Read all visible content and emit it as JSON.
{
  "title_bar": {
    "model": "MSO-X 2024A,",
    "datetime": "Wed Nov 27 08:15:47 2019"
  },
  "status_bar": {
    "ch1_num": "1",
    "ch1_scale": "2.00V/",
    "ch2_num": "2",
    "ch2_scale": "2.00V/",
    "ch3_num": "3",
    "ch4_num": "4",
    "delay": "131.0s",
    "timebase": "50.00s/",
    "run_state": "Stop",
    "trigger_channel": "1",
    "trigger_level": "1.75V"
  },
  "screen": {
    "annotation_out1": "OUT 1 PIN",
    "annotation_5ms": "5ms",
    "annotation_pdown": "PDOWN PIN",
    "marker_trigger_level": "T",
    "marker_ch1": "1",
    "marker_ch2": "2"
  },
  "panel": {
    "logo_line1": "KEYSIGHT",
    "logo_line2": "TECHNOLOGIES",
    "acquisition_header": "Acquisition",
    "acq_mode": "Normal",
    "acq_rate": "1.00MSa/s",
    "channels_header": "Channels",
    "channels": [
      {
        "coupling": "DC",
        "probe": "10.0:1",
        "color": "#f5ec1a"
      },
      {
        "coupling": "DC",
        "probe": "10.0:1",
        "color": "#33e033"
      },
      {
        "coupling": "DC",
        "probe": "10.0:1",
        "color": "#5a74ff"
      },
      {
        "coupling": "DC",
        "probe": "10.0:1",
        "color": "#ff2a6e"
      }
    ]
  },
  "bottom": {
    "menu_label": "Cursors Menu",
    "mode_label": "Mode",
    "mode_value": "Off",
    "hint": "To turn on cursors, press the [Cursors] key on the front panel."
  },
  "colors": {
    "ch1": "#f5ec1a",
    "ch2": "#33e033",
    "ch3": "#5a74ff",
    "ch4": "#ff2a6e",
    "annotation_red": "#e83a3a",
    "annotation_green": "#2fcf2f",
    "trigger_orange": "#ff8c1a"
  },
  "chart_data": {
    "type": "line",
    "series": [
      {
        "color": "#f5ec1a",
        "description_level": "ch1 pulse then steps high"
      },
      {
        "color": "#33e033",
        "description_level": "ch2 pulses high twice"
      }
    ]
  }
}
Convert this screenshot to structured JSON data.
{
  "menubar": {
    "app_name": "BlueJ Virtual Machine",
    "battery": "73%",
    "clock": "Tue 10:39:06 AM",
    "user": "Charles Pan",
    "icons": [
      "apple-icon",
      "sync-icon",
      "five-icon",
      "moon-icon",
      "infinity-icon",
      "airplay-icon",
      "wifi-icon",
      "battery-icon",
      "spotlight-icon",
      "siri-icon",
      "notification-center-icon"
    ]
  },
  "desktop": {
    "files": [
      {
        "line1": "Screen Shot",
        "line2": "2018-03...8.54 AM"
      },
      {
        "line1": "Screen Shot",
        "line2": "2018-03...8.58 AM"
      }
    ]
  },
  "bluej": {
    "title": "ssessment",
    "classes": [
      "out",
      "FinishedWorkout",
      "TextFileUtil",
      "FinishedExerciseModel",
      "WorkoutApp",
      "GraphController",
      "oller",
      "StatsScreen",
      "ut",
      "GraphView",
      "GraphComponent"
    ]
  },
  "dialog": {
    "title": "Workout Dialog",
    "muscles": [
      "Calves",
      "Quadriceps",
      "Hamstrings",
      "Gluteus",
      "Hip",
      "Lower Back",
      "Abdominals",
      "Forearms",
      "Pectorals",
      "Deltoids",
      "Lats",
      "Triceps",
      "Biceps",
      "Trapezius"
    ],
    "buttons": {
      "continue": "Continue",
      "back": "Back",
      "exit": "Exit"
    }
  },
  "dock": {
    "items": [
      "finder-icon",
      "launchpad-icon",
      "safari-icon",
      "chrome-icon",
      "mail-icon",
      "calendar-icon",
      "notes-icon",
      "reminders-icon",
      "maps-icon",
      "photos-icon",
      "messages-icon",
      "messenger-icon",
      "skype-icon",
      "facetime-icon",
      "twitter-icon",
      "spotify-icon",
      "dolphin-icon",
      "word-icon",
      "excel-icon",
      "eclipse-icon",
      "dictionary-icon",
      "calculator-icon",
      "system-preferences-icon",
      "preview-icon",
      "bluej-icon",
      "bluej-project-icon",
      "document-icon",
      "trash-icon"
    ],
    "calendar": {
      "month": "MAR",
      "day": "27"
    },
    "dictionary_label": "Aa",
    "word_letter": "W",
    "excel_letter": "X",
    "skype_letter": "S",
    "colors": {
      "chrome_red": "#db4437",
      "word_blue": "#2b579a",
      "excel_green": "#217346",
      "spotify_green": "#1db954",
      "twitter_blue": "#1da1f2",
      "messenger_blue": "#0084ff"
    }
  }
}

Problem statement :: Retype the entries exactly, including every line.

The output ::
Read all visible content and emit it as JSON.
{
  "title_bar": {
    "model": "MSO-X 2024A,",
    "datetime": "Wed Nov 27 08:15:47 2019"
  },
  "status_bar": {
    "ch1_num": "1",
    "ch1_scale": "2.00V/",
    "ch2_num": "2",
    "ch2_scale": "2.00V/",
    "ch3_num": "3",
    "ch4_num": "4",
    "delay": "131.0s",
    "timebase": "50.00s/",
    "run_state": "Stop",
    "trigger_channel": "1",
    "trigger_level": "1.75V"
  },
  "screen": {
    "annotation_out1": "OUT 1 PIN",
    "annotation_5ms": "5ms",
    "annotation_pdown": "PDOWN PIN",
    "marker_trigger_level": "T",
    "marker_ch1": "1",
    "marker_ch2": "2"
  },
  "panel": {
    "logo_line1": "KEYSIGHT",
    "logo_line2": "TECHNOLOGIES",
    "acquisition_header": "Acquisition",
    "acq_mode": "Normal",
    "acq_rate": "1.00MSa/s",
    "channels_header": "Channels",
    "channels": [
      {
        "coupling": "DC",
        "probe": "10.0:1",
        "color": "#f5ec1a"
      },
      {
        "coupling": "DC",
        "probe": "10.0:1",
        "color": "#33e033"
      },
      {
        "coupling": "DC",
        "probe": "10.0:1",
        "color": "#5a74ff"
      },
      {
        "coupling": "DC",
        "probe": "10.0:1",
        "color": "#ff2a6e"
      }
    ]
  },
  "bottom": {
    "menu_label": "Cursors Menu",
    "mode_label": "Mode",
    "mode_value": "Off",
    "hint": "To turn on cursors, press the [Cursors] key on the front panel."
  },
  "colors": {
    "ch1": "#f5ec1a",
    "ch2": "#33e033",
    "ch3": "#5a74ff",
    "ch4": "#ff2a6e",
    "annotation_red": "#e83a3a",
    "annotation_green": "#2fcf2f",
    "trigger_orange": "#ff8c1a"
  },
  "chart_data": {
    "type": "line",
    "series": [
      {
        "color": "#f5ec1a",
        "description_level": "ch1 pulse then steps high"
      },
      {
        "color": "#33e033",
        "description_level": "ch2 pulses high twice"
      }
    ]
  }
}
Convert this screenshot to structured JSON data.
{
  "menubar": {
    "app_name": "BlueJ Virtual Machine",
    "battery": "73%",
    "clock": "Tue 10:39:06 AM",
    "user": "Charles Pan",
    "icons": [
      "apple-icon",
      "sync-icon",
      "five-icon",
      "moon-icon",
      "infinity-icon",
      "airplay-icon",
      "wifi-icon",
      "battery-icon",
      "spotlight-icon",
      "siri-icon",
      "notification-center-icon"
    ]
  },
  "desktop": {
    "files": [
      {
        "line1": "Screen Shot",
        "line2": "2018-03...8.54 AM"
      },
      {
        "line1": "Screen Shot",
        "line2": "2018-03...8.58 AM"
      }
    ]
  },
  "bluej": {
    "title": "ssessment",
    "classes": [
      "out",
      "FinishedWorkout",
      "TextFileUtil",
      "FinishedExerciseModel",
      "WorkoutApp",
      "GraphController",
      "oller",
      "StatsScreen",
      "ut",
      "GraphView",
      "GraphComponent"
    ]
  },
  "dialog": {
    "title": "Workout Dialog",
    "muscles": [
      "Calves",
      "Quadriceps",
      "Hamstrings",
      "Gluteus",
      "Hip",
      "Lower Back",
      "Abdominals",
      "Forearms",
      "Pectorals",
      "Deltoids",
      "Lats",
      "Triceps",
      "Biceps",
      "Trapezius"
    ],
    "buttons": {
      "continue": "Continue",
      "back": "Back",
      "exit": "Exit"
    }
  },
  "dock": {
    "items": [
      "finder-icon",
      "launchpad-icon",
      "safari-icon",
      "chrome-icon",
      "mail-icon",
      "calendar-icon",
      "notes-icon",
      "reminders-icon",
      "maps-icon",
      "photos-icon",
      "messages-icon",
      "messenger-icon",
      "skype-icon",
      "facetime-icon",
      "twitter-icon",
      "spotify-icon",
      "dolphin-icon",
      "word-icon",
      "excel-icon",
      "eclipse-icon",
      "dictionary-icon",
      "calculator-icon",
      "system-preferences-icon",
      "preview-icon",
      "bluej-icon",
      "bluej-project-icon",
      "document-icon",
      "trash-icon"
    ],
    "calendar": {
      "month": "MAR",
      "day": "27"
    },
    "dictionary_label": "Aa",
    "word_letter": "W",
    "excel_letter": "X",
    "skype_letter": "S",
    "colors": {
      "chrome_red": "#db4437",
      "word_blue": "#2b579a",
      "excel_green": "#217346",
      "spotify_green": "#1db954",
      "twitter_blue": "#1da1f2",
      "messenger_blue": "#0084ff"
    }
  }
}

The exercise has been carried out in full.